WHAT TO DO: Reproduce all entries precisely as they are written.

-- Begin --

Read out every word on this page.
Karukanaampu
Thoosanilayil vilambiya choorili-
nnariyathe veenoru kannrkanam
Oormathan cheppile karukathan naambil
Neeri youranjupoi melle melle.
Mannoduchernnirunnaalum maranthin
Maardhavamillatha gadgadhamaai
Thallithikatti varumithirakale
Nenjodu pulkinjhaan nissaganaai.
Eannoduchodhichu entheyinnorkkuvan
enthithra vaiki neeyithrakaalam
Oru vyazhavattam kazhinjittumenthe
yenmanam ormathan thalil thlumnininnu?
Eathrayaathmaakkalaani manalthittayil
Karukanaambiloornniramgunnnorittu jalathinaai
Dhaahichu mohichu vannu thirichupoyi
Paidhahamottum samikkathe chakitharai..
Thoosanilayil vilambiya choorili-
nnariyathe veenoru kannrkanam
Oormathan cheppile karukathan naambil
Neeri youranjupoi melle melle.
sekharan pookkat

-- End --

REPLY:
Read out every word on this page.
Karukanaampu
Thoosanilayil vilambiya choorili-
nnariyathe veenoru kannrkanam
Oormathan cheppile karukathan naambil
Neeri youranjupoi melle melle.
Mannoduchernnirunnaalum maranthin
Maardhavamillatha gadgadhamaai
Thallithikatti varumithirakale
Nenjodu pulkinjhaan nissaganaai.
Eannoduchodhichu entheyinnorkkuvan
enthithra vaiki neeyithrakaalam
Oru vyazhavattam kazhinjittumenthe
yenmanam ormathan thalil thlumnininnu?
Eathrayaathmaakkalaani manalthittayil
Karukanaambiloornniramgunnnorittu jalathinaai
Dhaahichu mohichu vannu thirichupoyi
Paidhahamottum samikkathe chakitharai..
Thoosanilayil vilambiya choorili-
nnariyathe veenoru kannrkanam
Oormathan cheppile karukathan naambil
Neeri youranjupoi melle melle.
sekharan pookkat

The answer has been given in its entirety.